| Task goal |
Count how many lines in the material below hold the word "JSON"; the reply is that number alone.

Records excerpted from a collection:
****************************************
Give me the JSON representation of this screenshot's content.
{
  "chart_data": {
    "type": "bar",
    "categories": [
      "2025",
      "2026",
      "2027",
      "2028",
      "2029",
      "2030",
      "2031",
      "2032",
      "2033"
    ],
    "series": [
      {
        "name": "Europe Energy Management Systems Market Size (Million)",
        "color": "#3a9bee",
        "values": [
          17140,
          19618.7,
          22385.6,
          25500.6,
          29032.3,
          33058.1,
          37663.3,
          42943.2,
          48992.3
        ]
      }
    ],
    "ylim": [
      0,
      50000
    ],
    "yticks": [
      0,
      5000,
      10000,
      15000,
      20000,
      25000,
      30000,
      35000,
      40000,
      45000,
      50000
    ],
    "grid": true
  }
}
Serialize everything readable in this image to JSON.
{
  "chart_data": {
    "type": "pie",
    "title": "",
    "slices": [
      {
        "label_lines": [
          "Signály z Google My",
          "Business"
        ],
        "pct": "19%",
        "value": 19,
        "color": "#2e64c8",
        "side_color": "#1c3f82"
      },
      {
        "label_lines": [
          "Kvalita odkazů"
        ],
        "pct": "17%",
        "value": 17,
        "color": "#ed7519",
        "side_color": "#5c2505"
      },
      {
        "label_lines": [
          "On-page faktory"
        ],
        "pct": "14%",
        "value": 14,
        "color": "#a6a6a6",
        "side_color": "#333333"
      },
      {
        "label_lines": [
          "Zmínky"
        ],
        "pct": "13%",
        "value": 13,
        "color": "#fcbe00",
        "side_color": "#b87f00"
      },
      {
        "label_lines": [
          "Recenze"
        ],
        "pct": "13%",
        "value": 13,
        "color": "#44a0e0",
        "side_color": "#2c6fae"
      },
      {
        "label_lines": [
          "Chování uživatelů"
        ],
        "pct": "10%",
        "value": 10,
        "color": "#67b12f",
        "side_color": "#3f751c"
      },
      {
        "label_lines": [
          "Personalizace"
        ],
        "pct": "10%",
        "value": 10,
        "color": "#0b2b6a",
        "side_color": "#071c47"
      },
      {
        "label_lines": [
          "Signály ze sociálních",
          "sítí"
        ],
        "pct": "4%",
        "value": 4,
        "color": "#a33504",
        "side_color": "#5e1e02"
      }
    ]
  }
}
****************************************
| Task answer |
2